═════ Material for the task ═════

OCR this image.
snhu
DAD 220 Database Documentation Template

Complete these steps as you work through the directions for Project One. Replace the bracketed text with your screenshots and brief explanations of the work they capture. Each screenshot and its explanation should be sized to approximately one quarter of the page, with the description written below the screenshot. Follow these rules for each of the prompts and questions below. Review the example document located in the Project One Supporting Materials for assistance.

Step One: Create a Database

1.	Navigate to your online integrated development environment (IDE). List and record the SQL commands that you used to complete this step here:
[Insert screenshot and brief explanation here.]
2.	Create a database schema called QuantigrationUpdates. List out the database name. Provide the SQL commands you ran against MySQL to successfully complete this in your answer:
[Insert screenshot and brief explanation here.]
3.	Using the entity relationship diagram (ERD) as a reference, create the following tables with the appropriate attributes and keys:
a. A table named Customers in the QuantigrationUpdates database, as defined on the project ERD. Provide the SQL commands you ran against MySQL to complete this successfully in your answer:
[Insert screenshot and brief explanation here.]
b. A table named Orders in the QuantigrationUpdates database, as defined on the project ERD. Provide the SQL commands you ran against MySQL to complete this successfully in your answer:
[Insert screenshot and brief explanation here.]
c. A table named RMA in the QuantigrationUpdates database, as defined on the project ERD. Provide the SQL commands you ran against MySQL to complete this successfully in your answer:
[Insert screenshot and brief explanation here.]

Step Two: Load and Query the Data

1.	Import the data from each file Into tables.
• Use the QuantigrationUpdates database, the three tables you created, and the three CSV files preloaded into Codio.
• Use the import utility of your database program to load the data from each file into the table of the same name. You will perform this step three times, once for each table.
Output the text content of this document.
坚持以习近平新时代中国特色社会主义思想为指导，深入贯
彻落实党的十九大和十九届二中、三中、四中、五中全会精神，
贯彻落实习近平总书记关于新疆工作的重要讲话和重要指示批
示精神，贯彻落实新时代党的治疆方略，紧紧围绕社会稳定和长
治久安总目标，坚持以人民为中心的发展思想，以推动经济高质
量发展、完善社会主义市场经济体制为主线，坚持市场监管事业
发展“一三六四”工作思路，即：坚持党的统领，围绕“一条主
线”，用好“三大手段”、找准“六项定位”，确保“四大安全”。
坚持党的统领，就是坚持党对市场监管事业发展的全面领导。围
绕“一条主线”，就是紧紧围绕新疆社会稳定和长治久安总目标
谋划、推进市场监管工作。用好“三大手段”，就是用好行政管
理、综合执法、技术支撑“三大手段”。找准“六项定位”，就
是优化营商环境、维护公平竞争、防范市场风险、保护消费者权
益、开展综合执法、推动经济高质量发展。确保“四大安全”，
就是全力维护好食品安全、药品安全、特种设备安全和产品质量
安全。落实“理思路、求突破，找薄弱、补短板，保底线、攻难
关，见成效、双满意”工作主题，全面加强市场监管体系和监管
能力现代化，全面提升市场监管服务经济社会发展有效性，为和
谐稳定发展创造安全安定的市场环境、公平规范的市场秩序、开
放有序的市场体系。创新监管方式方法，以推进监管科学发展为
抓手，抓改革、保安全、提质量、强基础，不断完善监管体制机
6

═════

§ What you are asked to do
From the data above, copy out every line with the string "三大手段" in it.

§ Exercise output
线”，用好“三大手段”、找准“六项定位”，确保“四大安全”。
谋划、推进市场监管工作。用好“三大手段”，就是用好行政管
理、综合执法、技术支撑“三大手段”。找准“六项定位”，就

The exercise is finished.